(Extracted data entries)
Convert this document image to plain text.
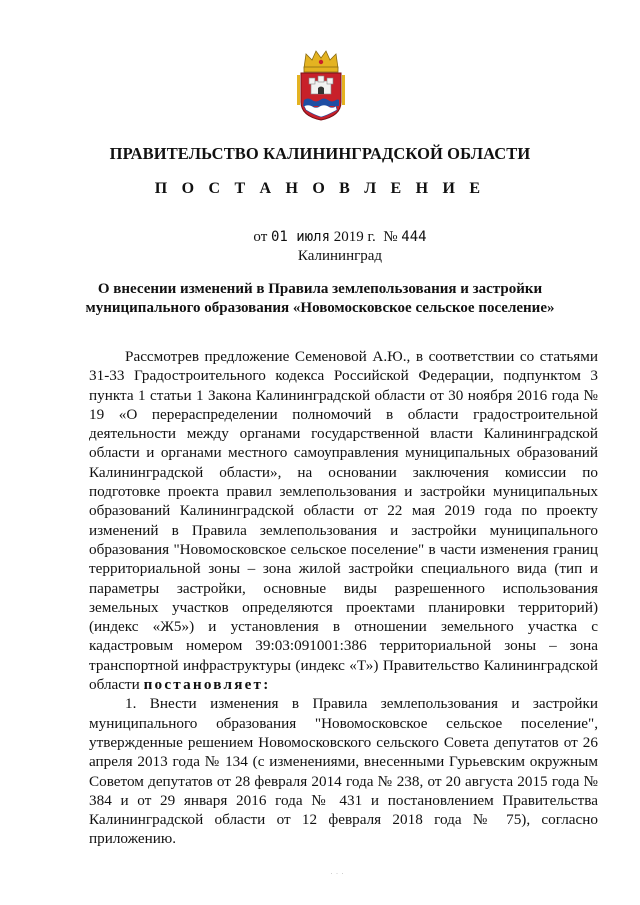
ПРАВИТЕЛЬСТВО КАЛИНИНГРАДСКОЙ ОБЛАСТИ
П О С Т А Н О В Л Е Н И Е
от 01 июля 2019 г. № 444
Калининград
О внесении изменений в Правила землепользования и застройки муниципального образования «Новомосковское сельское поселение»

Рассмотрев предложение Семеновой А.Ю., в соответствии со статьями 31-33 Градостроительного кодекса Российской Федерации, подпунктом 3 пункта 1 статьи 1 Закона Калининградской области от 30 ноября 2016 года № 19 «О перераспределении полномочий в области градостроительной деятельности между органами государственной власти Калининградской области и органами местного самоуправления муниципальных образований Калининградской области», на основании заключения комиссии по подготовке проекта правил землепользования и застройки муниципальных образований Калининградской области от 22 мая 2019 года по проекту изменений в Правила землепользования и застройки муниципального образования "Новомосковское сельское поселение" в части изменения границ территориальной зоны – зона жилой застройки специального вида (тип и параметры застройки, основные виды разрешенного использования земельных участков определяются проектами планировки территорий) (индекс «Ж5») и установления в отношении земельного участка с кадастровым номером 39:03:091001:386 территориальной зоны – зона транспортной инфраструктуры (индекс «Т») Правительство Калининградской области постановляет:

1. Внести изменения в Правила землепользования и застройки муниципального образования "Новомосковское сельское поселение", утвержденные решением Новомосковского сельского Совета депутатов от 26 апреля 2013 года № 134 (с изменениями, внесенными Гурьевским окружным Советом депутатов от 28 февраля 2014 года № 238, от 20 августа 2015 года № 384 и от 29 января 2016 года № 431 и постановлением Правительства Калининградской области от 12 февраля 2018 года № 75), согласно приложению.

· · ·
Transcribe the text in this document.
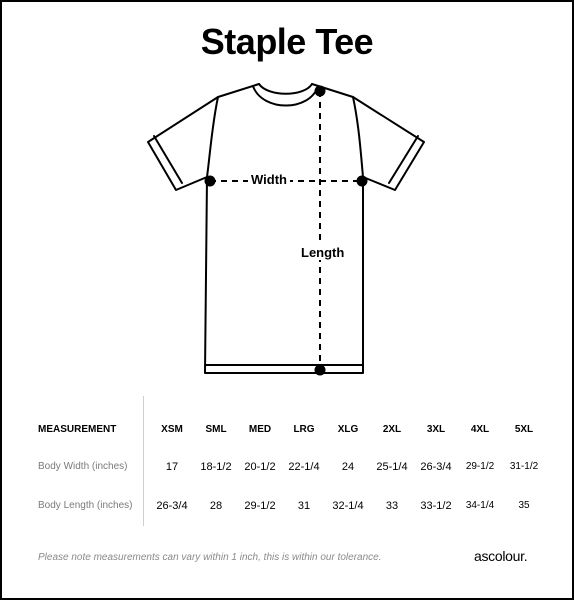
Staple Tee
Width
Length
MEASUREMENT	XSM	SML	MED	LRG	XLG	2XL	3XL	4XL	5XL
Body Width (inches)	17	18-1/2	20-1/2	22-1/4	24	25-1/4	26-3/4	29-1/2	31-1/2
Body Length (inches)	26-3/4	28	29-1/2	31	32-1/4	33	33-1/2	34-1/4	35
Please note measurements can vary within 1 inch, this is within our tolerance.	ascolour.
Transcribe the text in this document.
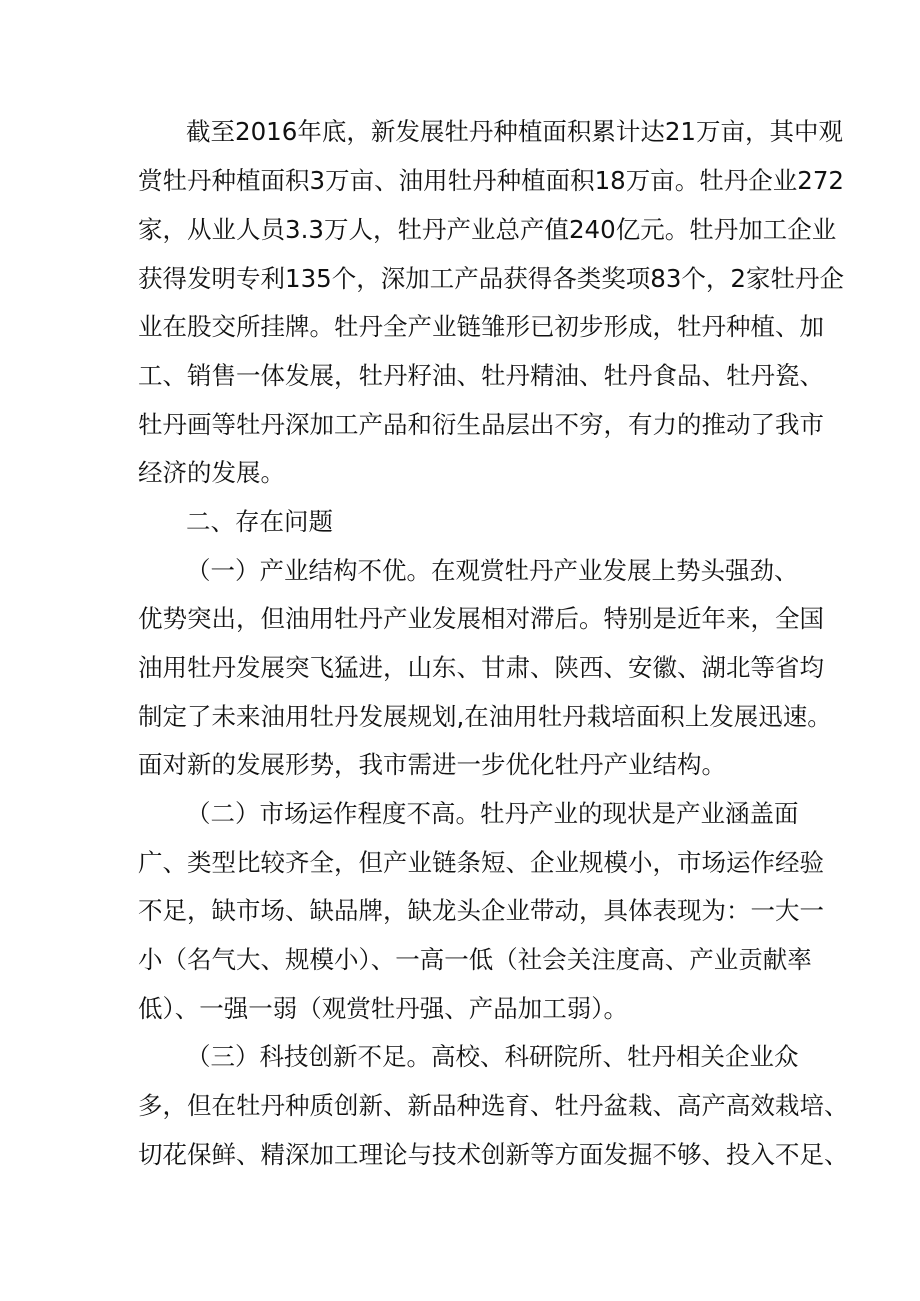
截至2016年底，新发展牡丹种植面积累计达21万亩，其中观
赏牡丹种植面积3万亩、油用牡丹种植面积18万亩。牡丹企业272
家，从业人员3.3万人，牡丹产业总产值240亿元。牡丹加工企业
获得发明专利135个，深加工产品获得各类奖项83个，2家牡丹企
业在股交所挂牌。牡丹全产业链雏形已初步形成，牡丹种植、加
工、销售一体发展，牡丹籽油、牡丹精油、牡丹食品、牡丹瓷、
牡丹画等牡丹深加工产品和衍生品层出不穷，有力的推动了我市
经济的发展。
二、存在问题
（一）产业结构不优。在观赏牡丹产业发展上势头强劲、
优势突出，但油用牡丹产业发展相对滞后。特别是近年来，全国
油用牡丹发展突飞猛进，山东、甘肃、陕西、安徽、湖北等省均
制定了未来油用牡丹发展规划,在油用牡丹栽培面积上发展迅速。
面对新的发展形势，我市需进一步优化牡丹产业结构。
（二）市场运作程度不高。牡丹产业的现状是产业涵盖面
广、类型比较齐全，但产业链条短、企业规模小，市场运作经验
不足，缺市场、缺品牌，缺龙头企业带动，具体表现为：一大一
小（名气大、规模小）、一高一低（社会关注度高、产业贡献率
低）、一强一弱（观赏牡丹强、产品加工弱）。
（三）科技创新不足。高校、科研院所、牡丹相关企业众
多，但在牡丹种质创新、新品种选育、牡丹盆栽、高产高效栽培、
切花保鲜、精深加工理论与技术创新等方面发掘不够、投入不足、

Challenge: Every line of the records that includes the word "Новомосковское" should be gathered.

Expected output:
О внесении изменений в Правила землепользования и застройки муниципального образования «Новомосковское сельское поселение»
Рассмотрев предложение Семеновой А.Ю., в соответствии со статьями 31-33 Градостроительного кодекса Российской Федерации, подпунктом 3 пункта 1 статьи 1 Закона Калининградской области от 30 ноября 2016 года № 19 «О перераспределении полномочий в области градостроительной деятельности между органами государственной власти Калининградской области и органами местного самоуправления муниципальных образований Калининградской области», на основании заключения комиссии по подготовке проекта правил землепользования и застройки муниципальных образований Калининградской области от 22 мая 2019 года по проекту изменений в Правила землепользования и застройки муниципального образования "Новомосковское сельское поселение" в части изменения границ территориальной зоны – зона жилой застройки специального вида (тип и параметры застройки, основные виды разрешенного использования земельных участков определяются проектами планировки территорий) (индекс «Ж5») и установления в отношении земельного участка с кадастровым номером 39:03:091001:386 территориальной зоны – зона транспортной инфраструктуры (индекс «Т») Правительство Калининградской области постановляет:
1. Внести изменения в Правила землепользования и застройки муниципального образования "Новомосковское сельское поселение", утвержденные решением Новомосковского сельского Совета депутатов от 26 апреля 2013 года № 134 (с изменениями, внесенными Гурьевским окружным Советом депутатов от 28 февраля 2014 года № 238, от 20 августа 2015 года № 384 и от 29 января 2016 года № 431 и постановлением Правительства Калининградской области от 12 февраля 2018 года № 75), согласно приложению.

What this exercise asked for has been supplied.